WRITTEN INSTRUCTION >>
Each line containing the word "있습니다" needs to be copied.

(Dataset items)
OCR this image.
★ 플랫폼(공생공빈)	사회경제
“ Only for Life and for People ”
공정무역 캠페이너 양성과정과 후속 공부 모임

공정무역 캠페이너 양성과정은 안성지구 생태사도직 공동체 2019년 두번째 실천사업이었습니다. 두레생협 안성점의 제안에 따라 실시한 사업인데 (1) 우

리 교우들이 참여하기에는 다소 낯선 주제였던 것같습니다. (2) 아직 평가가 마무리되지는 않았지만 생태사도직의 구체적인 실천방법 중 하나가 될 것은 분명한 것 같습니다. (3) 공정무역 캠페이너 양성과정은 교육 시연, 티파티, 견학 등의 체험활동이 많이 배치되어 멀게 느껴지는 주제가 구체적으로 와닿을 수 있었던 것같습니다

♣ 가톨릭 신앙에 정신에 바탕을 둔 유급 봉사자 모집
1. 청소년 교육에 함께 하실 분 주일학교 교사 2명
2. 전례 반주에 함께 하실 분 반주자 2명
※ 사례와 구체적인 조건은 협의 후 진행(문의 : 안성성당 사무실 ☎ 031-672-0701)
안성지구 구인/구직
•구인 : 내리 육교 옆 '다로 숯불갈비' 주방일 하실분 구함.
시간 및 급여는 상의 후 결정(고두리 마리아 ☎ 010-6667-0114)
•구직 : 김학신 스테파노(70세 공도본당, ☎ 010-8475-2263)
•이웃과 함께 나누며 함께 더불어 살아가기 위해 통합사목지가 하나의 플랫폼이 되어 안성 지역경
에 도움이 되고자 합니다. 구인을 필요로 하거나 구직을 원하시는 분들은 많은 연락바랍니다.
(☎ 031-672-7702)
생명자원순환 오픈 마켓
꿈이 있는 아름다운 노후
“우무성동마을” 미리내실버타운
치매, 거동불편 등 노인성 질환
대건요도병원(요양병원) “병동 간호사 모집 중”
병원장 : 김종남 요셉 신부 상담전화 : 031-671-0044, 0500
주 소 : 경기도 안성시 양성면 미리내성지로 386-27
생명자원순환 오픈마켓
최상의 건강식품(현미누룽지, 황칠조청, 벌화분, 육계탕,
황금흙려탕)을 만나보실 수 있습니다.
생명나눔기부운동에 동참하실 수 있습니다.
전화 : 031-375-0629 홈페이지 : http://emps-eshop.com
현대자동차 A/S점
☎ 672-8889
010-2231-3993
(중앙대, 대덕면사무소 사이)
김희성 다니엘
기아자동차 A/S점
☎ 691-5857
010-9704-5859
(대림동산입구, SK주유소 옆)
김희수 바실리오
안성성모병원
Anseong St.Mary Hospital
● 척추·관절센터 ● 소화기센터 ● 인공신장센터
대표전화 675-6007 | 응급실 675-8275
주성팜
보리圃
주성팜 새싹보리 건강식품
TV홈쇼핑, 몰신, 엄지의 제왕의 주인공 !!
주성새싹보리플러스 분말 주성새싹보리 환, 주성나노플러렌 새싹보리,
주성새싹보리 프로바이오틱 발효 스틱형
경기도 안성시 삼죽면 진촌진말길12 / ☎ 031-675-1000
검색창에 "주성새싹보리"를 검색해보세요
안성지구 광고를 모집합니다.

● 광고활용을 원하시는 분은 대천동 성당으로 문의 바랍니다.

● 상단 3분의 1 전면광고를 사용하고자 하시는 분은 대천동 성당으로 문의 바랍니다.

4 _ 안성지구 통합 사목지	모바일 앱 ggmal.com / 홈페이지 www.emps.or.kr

ANSWER TO THE EXERCISE >>
황금흙려탕)을 만나보실 수 있습니다.
생명나눔기부운동에 동참하실 수 있습니다.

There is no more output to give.